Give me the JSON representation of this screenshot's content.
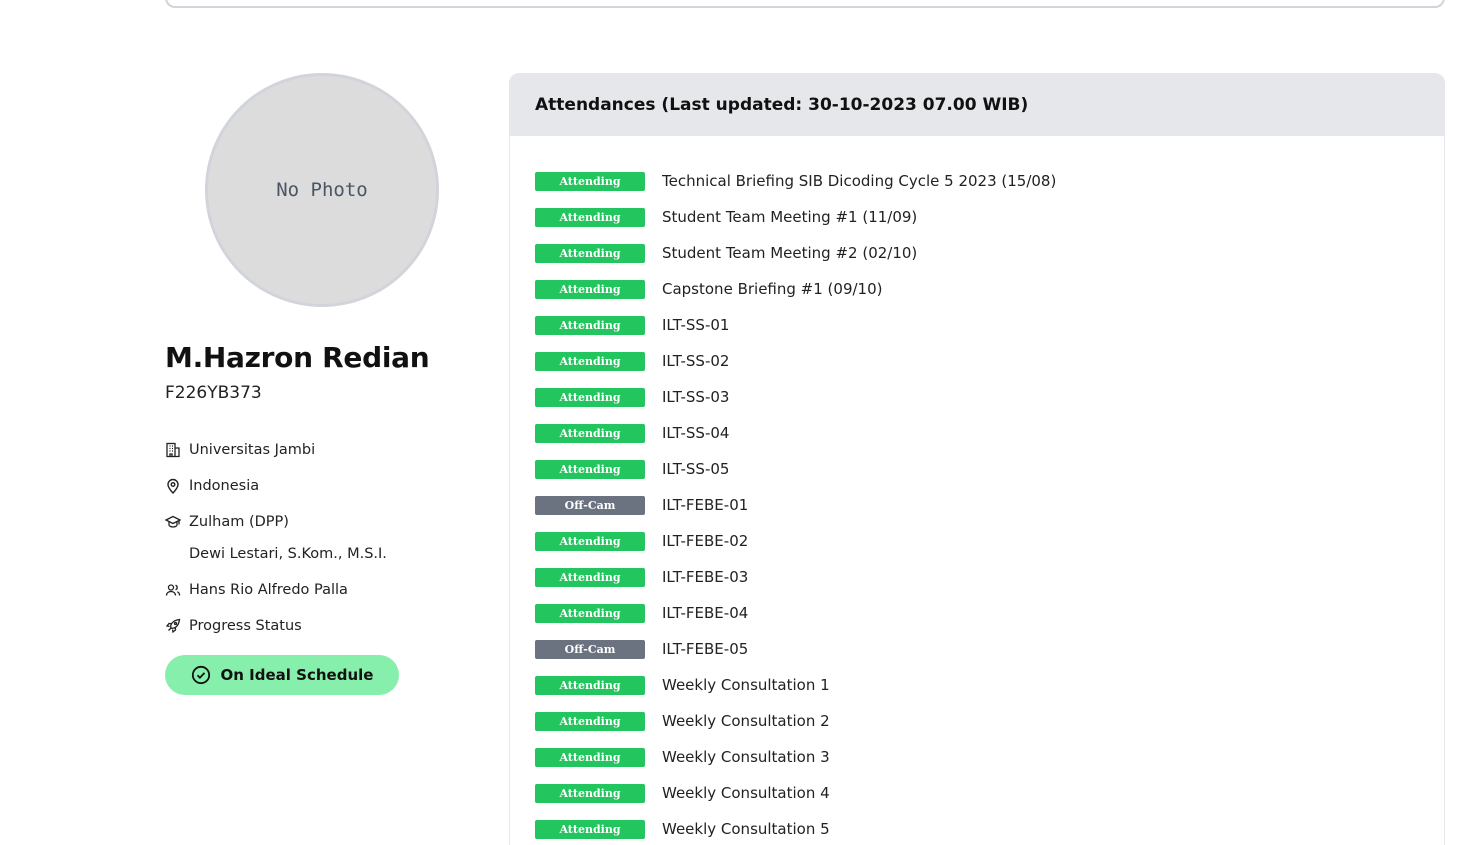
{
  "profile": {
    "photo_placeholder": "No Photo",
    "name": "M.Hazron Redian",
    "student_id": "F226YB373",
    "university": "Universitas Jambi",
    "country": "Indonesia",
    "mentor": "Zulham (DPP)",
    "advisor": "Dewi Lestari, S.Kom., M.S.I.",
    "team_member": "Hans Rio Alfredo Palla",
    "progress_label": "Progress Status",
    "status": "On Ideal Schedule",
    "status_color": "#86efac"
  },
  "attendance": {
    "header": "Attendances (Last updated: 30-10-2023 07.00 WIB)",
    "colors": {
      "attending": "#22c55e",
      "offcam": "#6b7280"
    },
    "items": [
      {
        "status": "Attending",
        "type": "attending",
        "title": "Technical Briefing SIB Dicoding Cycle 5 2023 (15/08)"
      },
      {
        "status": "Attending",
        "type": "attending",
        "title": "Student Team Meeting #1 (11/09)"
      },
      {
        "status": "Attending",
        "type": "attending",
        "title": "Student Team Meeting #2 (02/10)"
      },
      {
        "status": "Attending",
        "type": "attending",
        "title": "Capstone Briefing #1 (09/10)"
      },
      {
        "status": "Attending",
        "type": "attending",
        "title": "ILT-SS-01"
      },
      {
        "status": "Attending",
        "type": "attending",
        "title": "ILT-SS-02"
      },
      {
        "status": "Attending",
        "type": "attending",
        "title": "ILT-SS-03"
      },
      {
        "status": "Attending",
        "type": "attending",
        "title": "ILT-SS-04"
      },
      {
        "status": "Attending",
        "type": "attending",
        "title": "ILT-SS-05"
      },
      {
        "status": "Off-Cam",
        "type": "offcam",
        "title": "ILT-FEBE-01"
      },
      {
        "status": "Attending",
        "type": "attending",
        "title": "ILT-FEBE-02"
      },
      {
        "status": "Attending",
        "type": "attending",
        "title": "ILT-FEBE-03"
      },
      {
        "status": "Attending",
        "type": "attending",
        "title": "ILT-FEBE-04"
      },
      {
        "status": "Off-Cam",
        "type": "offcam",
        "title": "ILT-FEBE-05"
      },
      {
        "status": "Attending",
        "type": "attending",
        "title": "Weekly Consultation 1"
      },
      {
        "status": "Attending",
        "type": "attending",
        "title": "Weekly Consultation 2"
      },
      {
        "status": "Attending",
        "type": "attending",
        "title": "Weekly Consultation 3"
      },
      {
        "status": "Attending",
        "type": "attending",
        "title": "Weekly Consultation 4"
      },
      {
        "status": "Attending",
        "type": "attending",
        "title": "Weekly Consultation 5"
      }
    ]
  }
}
◆ ◆ ◆ ◆
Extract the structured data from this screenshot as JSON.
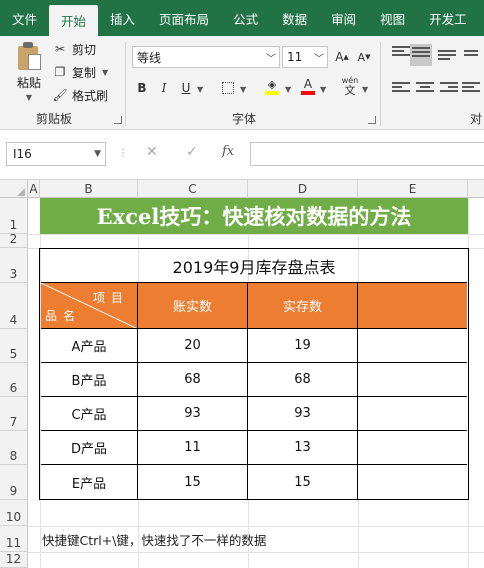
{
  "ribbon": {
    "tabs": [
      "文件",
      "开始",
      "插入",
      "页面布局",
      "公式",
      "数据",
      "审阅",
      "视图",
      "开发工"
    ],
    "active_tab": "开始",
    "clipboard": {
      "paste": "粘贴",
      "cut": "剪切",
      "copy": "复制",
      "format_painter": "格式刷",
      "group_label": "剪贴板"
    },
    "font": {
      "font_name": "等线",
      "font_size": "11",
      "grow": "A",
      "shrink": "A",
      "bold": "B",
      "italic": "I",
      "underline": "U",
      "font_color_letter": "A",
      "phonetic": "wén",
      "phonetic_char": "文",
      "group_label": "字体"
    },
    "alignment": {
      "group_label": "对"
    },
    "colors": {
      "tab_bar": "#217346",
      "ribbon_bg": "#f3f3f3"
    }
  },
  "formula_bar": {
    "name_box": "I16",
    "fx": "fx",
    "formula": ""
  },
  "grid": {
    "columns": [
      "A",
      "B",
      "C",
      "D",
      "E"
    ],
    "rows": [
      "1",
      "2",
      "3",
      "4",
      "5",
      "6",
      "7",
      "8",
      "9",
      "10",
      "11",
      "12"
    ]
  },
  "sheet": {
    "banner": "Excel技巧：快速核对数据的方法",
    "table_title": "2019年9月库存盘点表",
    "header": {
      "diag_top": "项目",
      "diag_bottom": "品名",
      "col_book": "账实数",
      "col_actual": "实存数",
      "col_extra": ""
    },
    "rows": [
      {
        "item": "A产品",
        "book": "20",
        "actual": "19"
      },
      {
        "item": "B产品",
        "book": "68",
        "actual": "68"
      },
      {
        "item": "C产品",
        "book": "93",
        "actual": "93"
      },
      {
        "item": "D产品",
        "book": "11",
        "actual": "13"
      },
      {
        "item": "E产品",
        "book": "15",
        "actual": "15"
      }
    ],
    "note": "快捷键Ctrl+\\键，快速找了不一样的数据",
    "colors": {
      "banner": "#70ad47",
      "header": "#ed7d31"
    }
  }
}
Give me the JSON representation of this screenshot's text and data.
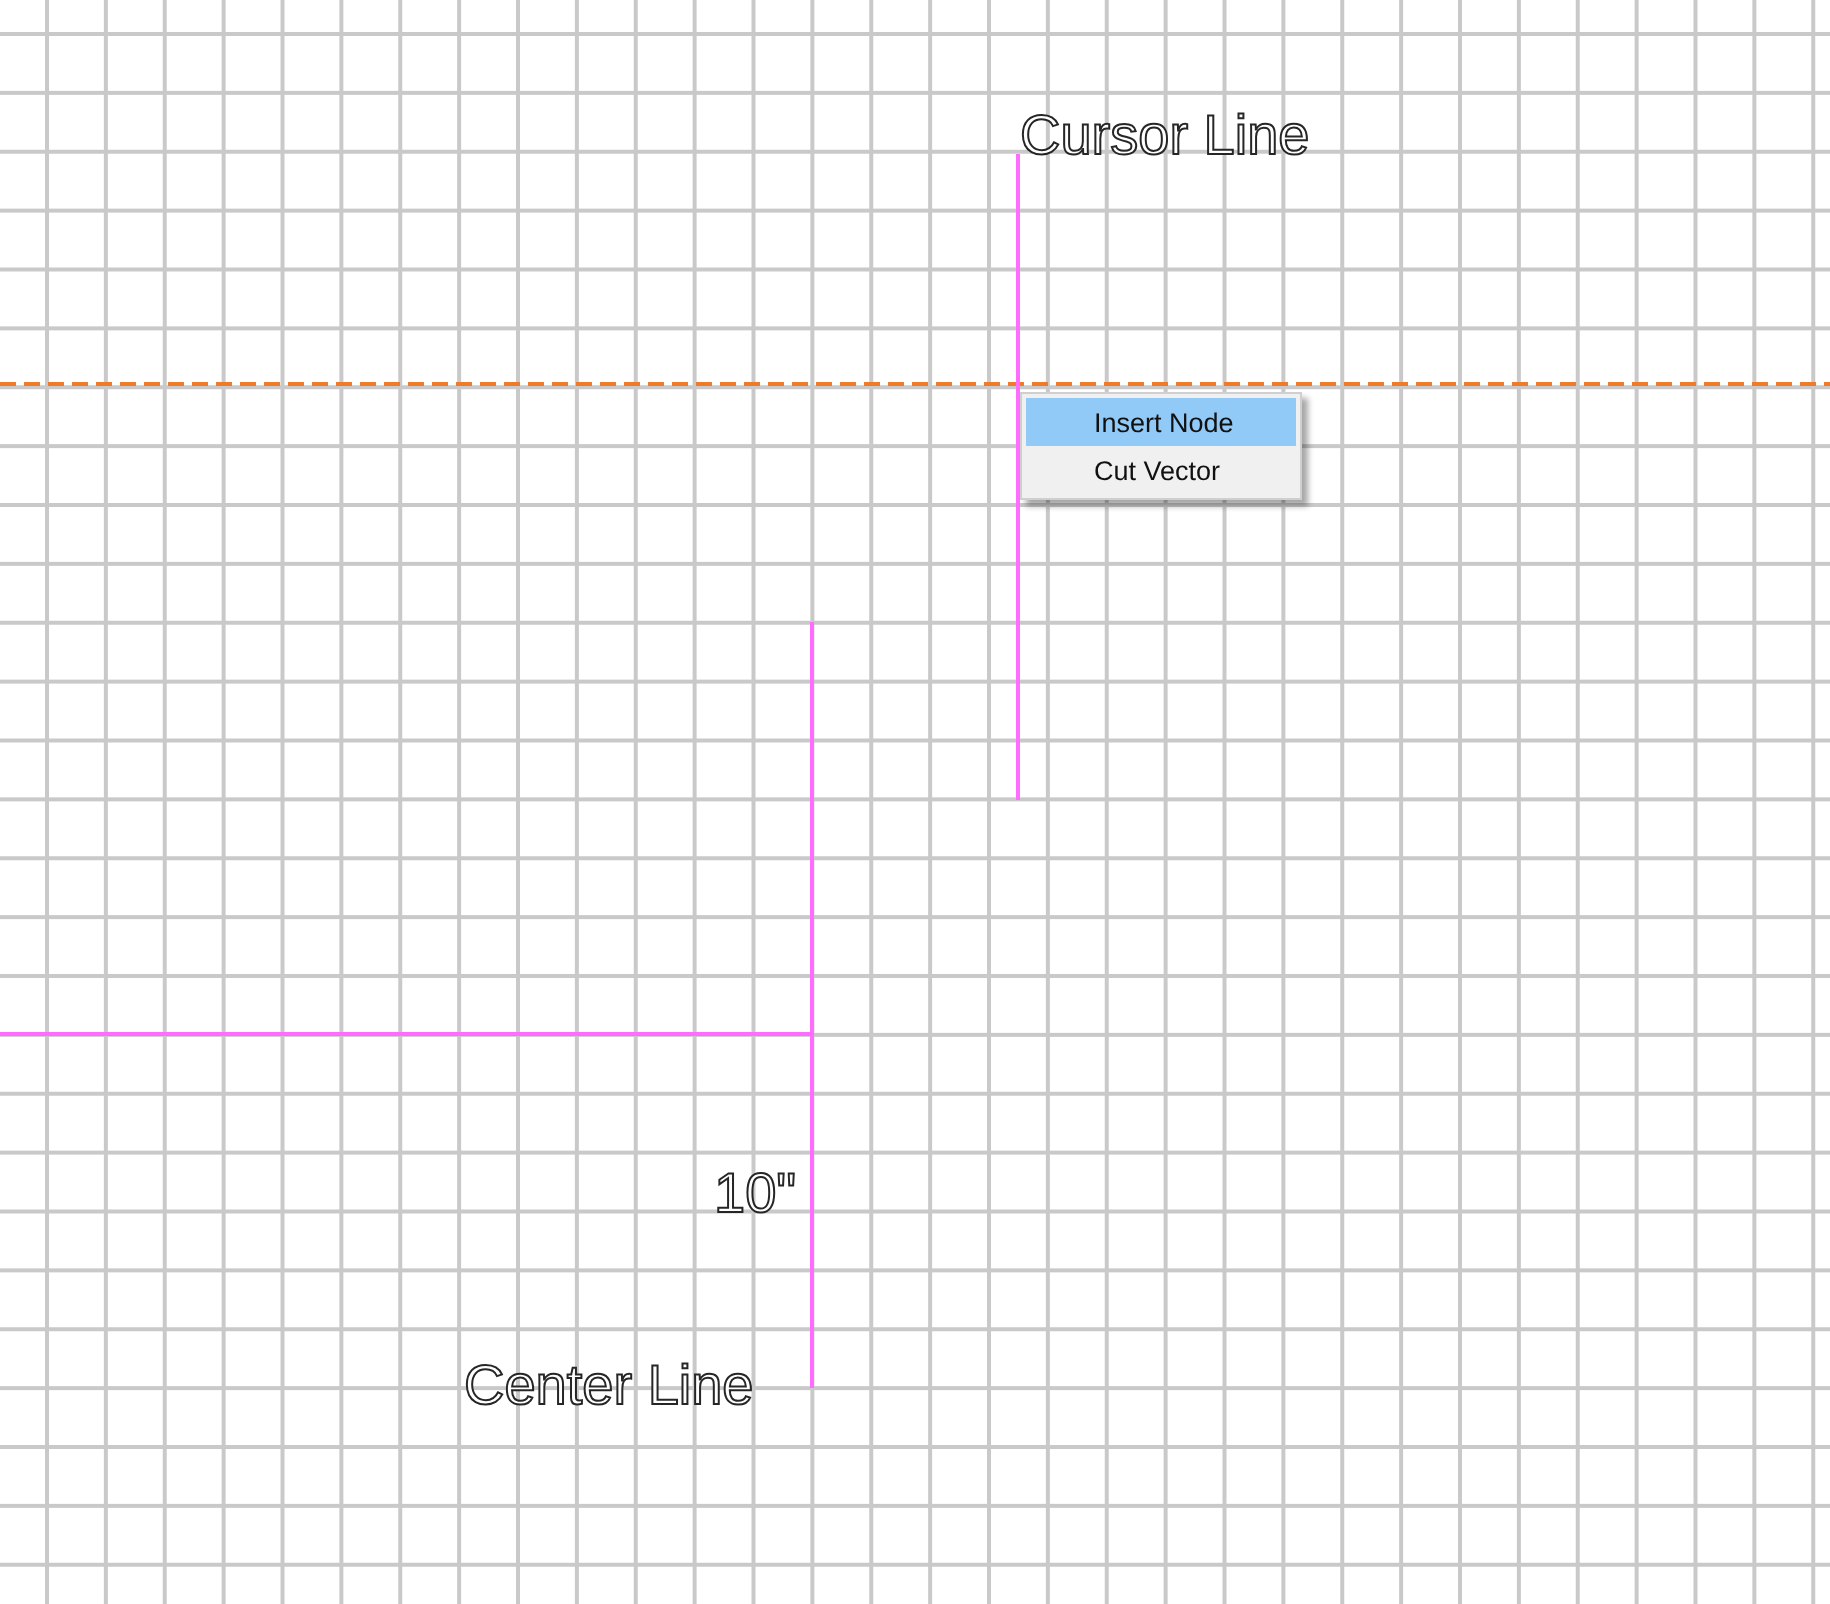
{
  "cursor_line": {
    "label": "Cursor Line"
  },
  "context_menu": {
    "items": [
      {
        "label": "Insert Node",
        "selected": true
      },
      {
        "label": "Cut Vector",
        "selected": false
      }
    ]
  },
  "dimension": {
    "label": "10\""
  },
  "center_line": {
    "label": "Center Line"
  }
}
◆ ◆ ◆ ◆
DO THIS -
Copy each line of the data that contains the word "banner".

SOLUTION BELOW -
    "banner": "Excel技巧：快速核对数据的方法",
      "banner": "#70ad47",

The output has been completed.